[What you should do] Using the material below, work out how many lines contain the word "polls". Reply with the number and nothing more.

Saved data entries
%%

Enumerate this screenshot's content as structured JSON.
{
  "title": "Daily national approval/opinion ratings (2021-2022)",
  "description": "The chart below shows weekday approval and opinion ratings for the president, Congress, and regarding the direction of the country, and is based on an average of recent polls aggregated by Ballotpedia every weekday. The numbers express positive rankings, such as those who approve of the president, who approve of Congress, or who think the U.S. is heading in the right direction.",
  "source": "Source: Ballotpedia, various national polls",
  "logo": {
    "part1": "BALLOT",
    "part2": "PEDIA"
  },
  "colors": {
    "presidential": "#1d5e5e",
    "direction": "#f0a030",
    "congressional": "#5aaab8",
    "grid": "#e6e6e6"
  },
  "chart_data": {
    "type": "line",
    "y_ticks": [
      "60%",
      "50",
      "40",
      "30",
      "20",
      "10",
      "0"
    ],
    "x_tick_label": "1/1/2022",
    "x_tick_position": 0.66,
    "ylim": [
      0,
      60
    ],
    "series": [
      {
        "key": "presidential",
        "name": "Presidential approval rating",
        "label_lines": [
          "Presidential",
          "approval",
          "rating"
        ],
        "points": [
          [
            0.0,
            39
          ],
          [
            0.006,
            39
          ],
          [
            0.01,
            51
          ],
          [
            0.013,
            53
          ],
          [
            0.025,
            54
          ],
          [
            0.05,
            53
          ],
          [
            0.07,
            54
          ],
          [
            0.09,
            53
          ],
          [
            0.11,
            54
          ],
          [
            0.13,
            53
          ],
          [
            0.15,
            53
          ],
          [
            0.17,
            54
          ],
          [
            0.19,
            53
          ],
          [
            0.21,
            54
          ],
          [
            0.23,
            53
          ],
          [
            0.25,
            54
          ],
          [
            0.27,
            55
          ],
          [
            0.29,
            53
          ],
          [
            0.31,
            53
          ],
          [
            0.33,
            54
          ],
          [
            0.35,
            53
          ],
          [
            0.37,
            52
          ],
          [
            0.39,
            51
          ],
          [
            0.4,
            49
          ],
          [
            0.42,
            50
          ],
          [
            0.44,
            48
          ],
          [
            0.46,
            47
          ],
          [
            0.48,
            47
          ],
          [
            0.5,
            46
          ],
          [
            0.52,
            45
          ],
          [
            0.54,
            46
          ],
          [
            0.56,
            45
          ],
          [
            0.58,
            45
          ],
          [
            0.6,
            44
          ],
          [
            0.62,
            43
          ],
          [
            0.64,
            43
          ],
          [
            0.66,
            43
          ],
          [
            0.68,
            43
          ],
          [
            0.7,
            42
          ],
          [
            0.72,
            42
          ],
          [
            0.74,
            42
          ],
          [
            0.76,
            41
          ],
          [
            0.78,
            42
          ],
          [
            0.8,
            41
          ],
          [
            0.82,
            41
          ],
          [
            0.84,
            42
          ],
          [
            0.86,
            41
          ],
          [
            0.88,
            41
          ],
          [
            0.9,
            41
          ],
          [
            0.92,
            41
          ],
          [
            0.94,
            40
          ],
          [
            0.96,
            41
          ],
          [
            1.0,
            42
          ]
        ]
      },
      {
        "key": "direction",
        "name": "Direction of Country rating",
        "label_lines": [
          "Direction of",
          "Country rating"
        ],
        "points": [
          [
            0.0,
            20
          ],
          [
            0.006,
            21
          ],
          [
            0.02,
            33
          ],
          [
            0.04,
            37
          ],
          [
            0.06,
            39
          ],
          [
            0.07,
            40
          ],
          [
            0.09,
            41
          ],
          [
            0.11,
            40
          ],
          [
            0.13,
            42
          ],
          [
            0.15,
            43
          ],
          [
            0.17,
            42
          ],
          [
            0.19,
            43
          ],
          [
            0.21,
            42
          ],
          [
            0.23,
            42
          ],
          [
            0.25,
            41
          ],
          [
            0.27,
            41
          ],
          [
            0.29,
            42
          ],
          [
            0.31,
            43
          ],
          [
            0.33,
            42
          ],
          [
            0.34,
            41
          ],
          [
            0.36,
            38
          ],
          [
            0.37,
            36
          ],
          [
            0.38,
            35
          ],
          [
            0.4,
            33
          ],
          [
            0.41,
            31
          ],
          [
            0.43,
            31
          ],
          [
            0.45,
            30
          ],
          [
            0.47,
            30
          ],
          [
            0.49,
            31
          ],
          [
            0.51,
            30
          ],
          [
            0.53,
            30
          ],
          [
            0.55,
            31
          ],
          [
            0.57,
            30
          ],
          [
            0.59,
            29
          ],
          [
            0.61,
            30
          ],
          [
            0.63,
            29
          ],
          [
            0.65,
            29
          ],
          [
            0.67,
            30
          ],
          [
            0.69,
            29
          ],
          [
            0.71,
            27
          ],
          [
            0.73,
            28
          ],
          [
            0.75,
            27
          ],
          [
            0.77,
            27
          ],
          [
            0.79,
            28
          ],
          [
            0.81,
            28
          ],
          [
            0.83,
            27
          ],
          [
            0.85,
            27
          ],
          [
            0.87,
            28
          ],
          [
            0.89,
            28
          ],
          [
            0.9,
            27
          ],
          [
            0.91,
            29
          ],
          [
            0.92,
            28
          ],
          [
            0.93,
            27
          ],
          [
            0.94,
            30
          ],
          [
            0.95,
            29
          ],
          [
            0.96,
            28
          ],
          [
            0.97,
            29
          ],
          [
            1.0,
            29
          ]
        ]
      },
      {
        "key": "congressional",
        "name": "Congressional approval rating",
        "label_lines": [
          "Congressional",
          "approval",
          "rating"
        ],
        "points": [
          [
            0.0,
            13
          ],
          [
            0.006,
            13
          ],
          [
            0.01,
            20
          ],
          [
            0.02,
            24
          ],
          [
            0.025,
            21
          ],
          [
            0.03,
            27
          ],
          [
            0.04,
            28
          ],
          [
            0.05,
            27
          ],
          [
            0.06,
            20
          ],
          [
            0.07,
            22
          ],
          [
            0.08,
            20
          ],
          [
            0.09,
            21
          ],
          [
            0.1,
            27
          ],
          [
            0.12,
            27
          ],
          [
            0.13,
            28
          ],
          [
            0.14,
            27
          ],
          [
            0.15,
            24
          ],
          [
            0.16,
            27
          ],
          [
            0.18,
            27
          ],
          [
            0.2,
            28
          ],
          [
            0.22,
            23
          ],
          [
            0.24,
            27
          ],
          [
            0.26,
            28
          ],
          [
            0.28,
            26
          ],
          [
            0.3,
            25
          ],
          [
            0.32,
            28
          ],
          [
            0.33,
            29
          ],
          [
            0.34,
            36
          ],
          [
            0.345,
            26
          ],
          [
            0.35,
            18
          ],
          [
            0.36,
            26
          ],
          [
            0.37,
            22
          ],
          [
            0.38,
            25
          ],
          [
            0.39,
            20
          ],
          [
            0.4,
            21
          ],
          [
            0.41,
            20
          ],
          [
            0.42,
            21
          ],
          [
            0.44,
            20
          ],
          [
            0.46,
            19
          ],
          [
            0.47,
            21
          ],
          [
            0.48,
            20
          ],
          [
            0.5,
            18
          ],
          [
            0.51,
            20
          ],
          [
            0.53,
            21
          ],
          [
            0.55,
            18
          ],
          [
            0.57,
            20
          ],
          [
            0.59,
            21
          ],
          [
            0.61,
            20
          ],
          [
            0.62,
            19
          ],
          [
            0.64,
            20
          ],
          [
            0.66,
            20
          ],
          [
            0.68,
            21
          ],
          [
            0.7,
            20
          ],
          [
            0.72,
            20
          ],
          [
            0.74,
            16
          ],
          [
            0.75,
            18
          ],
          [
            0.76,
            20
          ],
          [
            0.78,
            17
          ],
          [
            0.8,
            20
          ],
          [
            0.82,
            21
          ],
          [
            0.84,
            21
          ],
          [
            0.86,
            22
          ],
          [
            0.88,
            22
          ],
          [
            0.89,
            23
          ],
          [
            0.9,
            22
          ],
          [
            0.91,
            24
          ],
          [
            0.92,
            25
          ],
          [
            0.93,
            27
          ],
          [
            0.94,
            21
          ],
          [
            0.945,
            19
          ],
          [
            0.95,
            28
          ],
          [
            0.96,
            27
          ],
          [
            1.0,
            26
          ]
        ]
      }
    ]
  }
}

%%

[Solution to the exercise] 2